Each line of the listing must be transcribed exactly, except for the images, which should be excluded.

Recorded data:

•••••

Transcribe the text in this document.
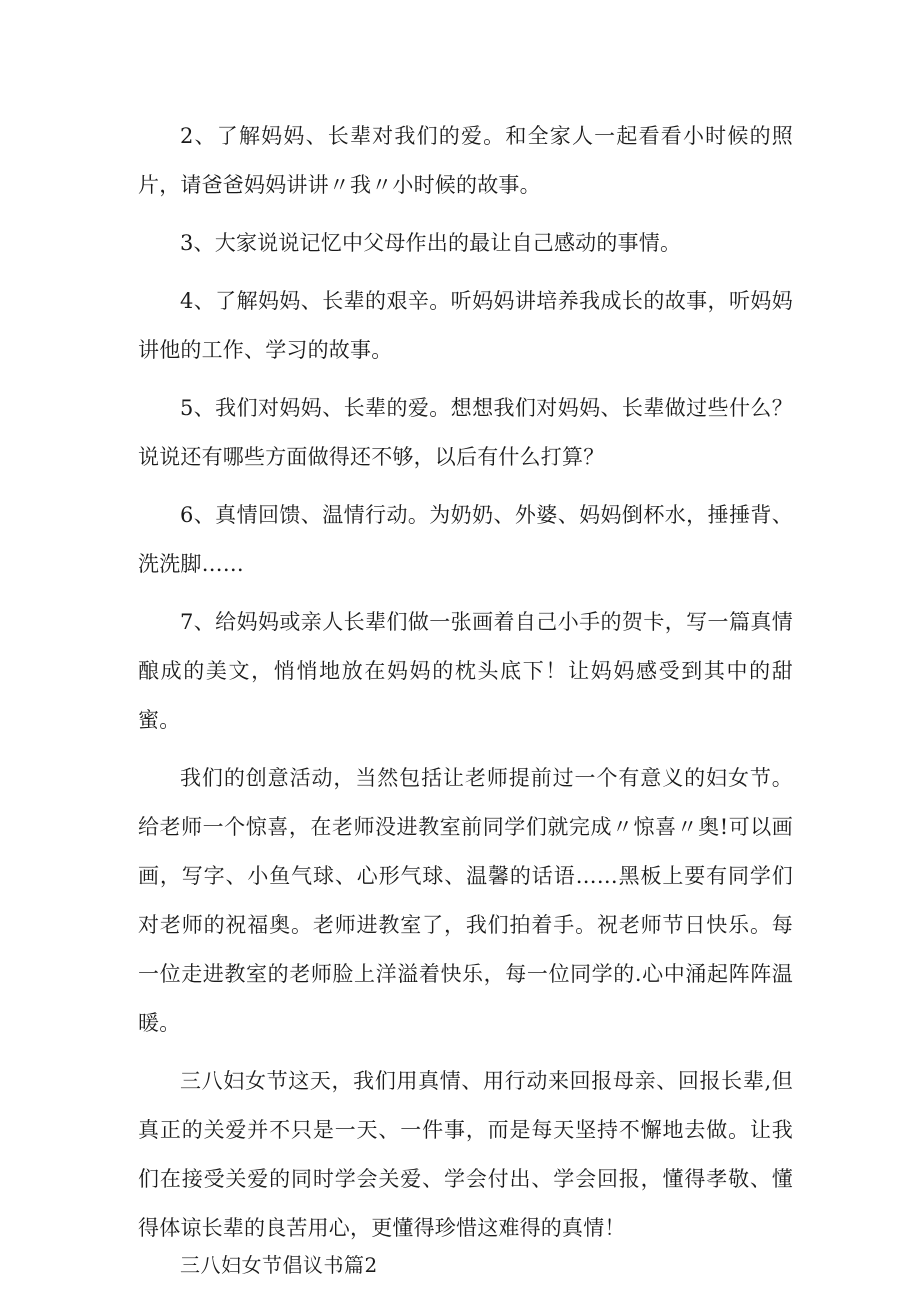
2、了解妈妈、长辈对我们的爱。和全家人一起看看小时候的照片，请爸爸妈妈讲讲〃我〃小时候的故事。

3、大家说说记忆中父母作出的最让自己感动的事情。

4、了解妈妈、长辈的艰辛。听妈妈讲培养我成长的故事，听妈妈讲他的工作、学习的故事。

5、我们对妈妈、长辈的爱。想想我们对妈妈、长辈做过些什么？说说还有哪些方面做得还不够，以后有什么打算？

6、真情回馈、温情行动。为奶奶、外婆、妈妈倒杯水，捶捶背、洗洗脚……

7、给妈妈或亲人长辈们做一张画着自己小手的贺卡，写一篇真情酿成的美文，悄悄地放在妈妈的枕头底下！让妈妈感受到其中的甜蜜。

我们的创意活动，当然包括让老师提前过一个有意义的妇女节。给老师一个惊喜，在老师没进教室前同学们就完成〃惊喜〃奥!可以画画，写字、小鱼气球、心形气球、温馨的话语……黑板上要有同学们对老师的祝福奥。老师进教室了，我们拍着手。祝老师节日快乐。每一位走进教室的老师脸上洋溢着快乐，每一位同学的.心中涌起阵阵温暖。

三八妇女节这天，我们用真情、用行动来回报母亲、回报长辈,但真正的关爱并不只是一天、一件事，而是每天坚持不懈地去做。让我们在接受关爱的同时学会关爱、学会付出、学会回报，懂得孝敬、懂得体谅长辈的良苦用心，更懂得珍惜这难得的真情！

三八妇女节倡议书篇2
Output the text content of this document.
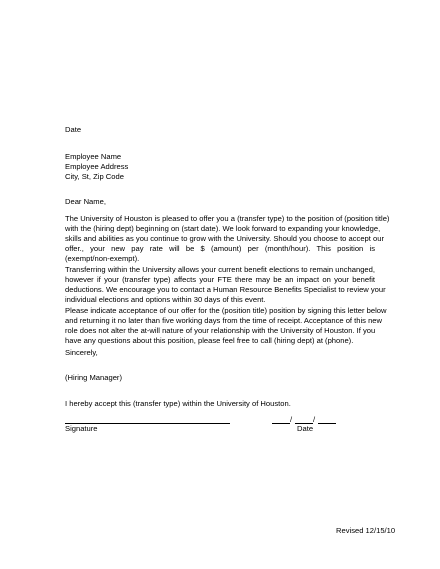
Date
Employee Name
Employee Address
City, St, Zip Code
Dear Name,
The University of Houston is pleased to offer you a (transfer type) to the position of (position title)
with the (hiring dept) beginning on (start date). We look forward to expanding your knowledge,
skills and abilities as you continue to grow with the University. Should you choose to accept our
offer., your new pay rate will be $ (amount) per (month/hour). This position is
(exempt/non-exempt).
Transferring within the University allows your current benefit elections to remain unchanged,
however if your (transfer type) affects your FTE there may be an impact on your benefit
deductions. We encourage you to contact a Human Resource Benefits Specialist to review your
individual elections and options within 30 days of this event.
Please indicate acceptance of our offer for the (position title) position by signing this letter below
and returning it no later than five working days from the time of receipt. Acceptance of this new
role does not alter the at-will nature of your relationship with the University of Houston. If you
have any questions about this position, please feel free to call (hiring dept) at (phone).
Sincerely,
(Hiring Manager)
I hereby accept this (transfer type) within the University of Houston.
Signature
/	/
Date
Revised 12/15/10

•••••

## Reply
Transcribe the text in this document.
2、了解妈妈、长辈对我们的爱。和全家人一起看看小时候的照片，请爸爸妈妈讲讲〃我〃小时候的故事。

3、大家说说记忆中父母作出的最让自己感动的事情。

4、了解妈妈、长辈的艰辛。听妈妈讲培养我成长的故事，听妈妈讲他的工作、学习的故事。

5、我们对妈妈、长辈的爱。想想我们对妈妈、长辈做过些什么？说说还有哪些方面做得还不够，以后有什么打算？

6、真情回馈、温情行动。为奶奶、外婆、妈妈倒杯水，捶捶背、洗洗脚……

7、给妈妈或亲人长辈们做一张画着自己小手的贺卡，写一篇真情酿成的美文，悄悄地放在妈妈的枕头底下！让妈妈感受到其中的甜蜜。

我们的创意活动，当然包括让老师提前过一个有意义的妇女节。给老师一个惊喜，在老师没进教室前同学们就完成〃惊喜〃奥!可以画画，写字、小鱼气球、心形气球、温馨的话语……黑板上要有同学们对老师的祝福奥。老师进教室了，我们拍着手。祝老师节日快乐。每一位走进教室的老师脸上洋溢着快乐，每一位同学的.心中涌起阵阵温暖。

三八妇女节这天，我们用真情、用行动来回报母亲、回报长辈,但真正的关爱并不只是一天、一件事，而是每天坚持不懈地去做。让我们在接受关爱的同时学会关爱、学会付出、学会回报，懂得孝敬、懂得体谅长辈的良苦用心，更懂得珍惜这难得的真情！

三八妇女节倡议书篇2
Output the text content of this document.
Date
Employee Name
Employee Address
City, St, Zip Code
Dear Name,
The University of Houston is pleased to offer you a (transfer type) to the position of (position title)
with the (hiring dept) beginning on (start date). We look forward to expanding your knowledge,
skills and abilities as you continue to grow with the University. Should you choose to accept our
offer., your new pay rate will be $ (amount) per (month/hour). This position is
(exempt/non-exempt).
Transferring within the University allows your current benefit elections to remain unchanged,
however if your (transfer type) affects your FTE there may be an impact on your benefit
deductions. We encourage you to contact a Human Resource Benefits Specialist to review your
individual elections and options within 30 days of this event.
Please indicate acceptance of our offer for the (position title) position by signing this letter below
and returning it no later than five working days from the time of receipt. Acceptance of this new
role does not alter the at-will nature of your relationship with the University of Houston. If you
have any questions about this position, please feel free to call (hiring dept) at (phone).
Sincerely,
(Hiring Manager)
I hereby accept this (transfer type) within the University of Houston.
Signature
/	/
Date
Revised 12/15/10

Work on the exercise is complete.